# Task brief
Copy out, word for word, everything in the material from its first line down to and including the line that contains "rail-client-chip: 客户端 — [6, 4, 130, 40]".

[Recorded data]
[start]

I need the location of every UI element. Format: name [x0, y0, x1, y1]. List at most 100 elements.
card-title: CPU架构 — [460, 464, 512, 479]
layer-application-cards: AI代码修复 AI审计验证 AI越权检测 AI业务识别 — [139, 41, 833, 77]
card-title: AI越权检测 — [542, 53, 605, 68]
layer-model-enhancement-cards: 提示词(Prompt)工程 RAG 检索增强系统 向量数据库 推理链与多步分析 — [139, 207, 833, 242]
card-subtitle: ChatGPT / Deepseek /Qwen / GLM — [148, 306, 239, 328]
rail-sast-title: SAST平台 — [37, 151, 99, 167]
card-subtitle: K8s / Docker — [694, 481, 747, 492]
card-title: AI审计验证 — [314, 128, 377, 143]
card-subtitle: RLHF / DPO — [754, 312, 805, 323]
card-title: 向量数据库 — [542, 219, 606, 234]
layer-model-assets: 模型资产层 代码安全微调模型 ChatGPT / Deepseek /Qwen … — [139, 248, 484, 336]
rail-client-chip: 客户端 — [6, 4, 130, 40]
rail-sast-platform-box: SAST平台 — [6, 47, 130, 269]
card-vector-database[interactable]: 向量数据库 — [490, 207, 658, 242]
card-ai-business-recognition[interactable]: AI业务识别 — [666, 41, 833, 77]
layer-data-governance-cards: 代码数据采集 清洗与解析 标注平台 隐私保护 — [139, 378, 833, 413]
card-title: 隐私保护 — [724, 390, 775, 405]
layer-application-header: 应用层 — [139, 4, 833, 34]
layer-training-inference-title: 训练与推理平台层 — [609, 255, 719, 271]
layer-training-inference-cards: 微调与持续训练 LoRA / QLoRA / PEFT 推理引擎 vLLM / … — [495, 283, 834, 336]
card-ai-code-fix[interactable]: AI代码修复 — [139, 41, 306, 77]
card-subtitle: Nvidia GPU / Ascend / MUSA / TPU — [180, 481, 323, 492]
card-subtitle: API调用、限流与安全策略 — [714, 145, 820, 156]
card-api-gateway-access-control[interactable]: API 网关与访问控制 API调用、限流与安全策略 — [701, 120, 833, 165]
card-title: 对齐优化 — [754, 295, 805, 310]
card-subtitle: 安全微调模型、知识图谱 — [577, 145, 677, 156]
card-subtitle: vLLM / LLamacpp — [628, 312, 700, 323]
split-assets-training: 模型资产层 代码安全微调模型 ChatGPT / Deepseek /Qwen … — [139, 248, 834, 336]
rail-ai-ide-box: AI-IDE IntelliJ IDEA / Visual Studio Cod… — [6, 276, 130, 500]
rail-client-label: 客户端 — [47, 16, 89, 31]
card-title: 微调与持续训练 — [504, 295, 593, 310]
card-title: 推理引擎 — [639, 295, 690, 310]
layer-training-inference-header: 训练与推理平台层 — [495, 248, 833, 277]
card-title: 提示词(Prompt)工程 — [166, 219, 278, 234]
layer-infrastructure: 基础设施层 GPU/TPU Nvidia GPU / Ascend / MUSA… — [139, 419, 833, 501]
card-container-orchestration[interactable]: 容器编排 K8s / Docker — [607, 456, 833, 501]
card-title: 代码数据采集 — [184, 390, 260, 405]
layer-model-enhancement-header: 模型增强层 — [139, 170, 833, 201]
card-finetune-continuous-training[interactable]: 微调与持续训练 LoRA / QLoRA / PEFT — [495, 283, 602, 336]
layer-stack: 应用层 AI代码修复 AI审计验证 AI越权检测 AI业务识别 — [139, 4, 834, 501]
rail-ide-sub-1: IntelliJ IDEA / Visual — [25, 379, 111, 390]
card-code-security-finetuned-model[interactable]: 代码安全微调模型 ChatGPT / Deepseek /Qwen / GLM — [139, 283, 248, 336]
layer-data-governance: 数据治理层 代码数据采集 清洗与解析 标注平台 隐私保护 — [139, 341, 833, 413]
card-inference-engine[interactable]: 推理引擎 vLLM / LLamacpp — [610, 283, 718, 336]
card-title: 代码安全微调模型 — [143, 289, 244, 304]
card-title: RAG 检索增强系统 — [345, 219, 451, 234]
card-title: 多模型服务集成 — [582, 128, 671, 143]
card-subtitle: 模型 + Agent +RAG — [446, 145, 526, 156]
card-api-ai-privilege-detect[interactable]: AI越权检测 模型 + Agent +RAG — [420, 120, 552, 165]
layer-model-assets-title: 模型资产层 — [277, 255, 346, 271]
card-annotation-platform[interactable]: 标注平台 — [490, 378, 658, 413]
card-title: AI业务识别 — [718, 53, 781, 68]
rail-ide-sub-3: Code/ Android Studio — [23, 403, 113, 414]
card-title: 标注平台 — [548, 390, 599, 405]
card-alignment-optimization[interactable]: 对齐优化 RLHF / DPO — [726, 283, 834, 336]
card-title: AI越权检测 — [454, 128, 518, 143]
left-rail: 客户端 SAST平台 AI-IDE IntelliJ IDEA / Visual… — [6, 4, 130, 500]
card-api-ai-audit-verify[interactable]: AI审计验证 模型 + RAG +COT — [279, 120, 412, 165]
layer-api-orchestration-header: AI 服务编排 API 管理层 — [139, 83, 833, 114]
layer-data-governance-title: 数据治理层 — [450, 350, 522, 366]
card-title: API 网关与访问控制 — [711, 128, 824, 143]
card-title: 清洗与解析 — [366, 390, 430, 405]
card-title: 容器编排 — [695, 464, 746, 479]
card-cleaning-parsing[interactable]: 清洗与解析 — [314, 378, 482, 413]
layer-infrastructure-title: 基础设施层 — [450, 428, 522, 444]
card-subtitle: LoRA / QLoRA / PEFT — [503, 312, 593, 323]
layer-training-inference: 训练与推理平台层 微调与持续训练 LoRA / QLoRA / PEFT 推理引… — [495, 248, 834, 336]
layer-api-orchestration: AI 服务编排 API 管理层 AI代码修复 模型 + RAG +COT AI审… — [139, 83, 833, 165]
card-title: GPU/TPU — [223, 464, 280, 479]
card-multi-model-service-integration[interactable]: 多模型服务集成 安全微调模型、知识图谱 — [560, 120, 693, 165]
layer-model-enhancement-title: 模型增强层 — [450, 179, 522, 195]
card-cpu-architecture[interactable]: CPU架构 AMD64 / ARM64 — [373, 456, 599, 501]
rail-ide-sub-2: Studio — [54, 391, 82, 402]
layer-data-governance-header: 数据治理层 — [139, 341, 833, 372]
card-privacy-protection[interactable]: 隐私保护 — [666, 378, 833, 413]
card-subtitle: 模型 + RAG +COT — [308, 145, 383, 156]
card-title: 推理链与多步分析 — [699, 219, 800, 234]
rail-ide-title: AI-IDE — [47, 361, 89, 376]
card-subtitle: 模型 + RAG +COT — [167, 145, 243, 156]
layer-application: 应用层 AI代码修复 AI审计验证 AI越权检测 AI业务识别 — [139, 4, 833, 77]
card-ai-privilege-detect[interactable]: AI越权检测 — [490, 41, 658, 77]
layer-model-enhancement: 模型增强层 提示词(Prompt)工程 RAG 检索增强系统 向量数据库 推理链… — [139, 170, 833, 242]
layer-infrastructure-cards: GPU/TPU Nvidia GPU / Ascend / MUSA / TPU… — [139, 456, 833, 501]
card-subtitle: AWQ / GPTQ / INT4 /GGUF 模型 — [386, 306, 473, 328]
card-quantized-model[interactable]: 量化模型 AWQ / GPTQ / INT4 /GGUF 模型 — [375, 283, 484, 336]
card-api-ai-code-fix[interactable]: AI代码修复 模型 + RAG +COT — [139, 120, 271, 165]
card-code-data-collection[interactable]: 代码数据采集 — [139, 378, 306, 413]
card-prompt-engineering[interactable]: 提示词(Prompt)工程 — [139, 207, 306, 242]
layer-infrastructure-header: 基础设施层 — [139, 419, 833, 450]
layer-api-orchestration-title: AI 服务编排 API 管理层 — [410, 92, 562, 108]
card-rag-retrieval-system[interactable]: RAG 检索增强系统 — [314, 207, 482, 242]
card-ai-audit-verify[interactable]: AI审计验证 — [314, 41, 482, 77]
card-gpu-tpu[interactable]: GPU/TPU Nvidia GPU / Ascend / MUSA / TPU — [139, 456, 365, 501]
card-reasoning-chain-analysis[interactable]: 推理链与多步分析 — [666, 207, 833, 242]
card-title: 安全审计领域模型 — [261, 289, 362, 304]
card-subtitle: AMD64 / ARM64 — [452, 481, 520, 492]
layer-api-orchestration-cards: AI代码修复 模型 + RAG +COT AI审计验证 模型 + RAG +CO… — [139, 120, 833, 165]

[end]

# Expected answer
I need the location of every UI element. Format: name [x0, y0, x1, y1]. List at most 100 elements.
card-title: CPU架构 — [460, 464, 512, 479]
layer-application-cards: AI代码修复 AI审计验证 AI越权检测 AI业务识别 — [139, 41, 833, 77]
card-title: AI越权检测 — [542, 53, 605, 68]
layer-model-enhancement-cards: 提示词(Prompt)工程 RAG 检索增强系统 向量数据库 推理链与多步分析 — [139, 207, 833, 242]
card-subtitle: ChatGPT / Deepseek /Qwen / GLM — [148, 306, 239, 328]
rail-sast-title: SAST平台 — [37, 151, 99, 167]
card-subtitle: K8s / Docker — [694, 481, 747, 492]
card-title: AI审计验证 — [314, 128, 377, 143]
card-subtitle: RLHF / DPO — [754, 312, 805, 323]
card-title: 向量数据库 — [542, 219, 606, 234]
layer-model-assets: 模型资产层 代码安全微调模型 ChatGPT / Deepseek /Qwen … — [139, 248, 484, 336]
rail-client-chip: 客户端 — [6, 4, 130, 40]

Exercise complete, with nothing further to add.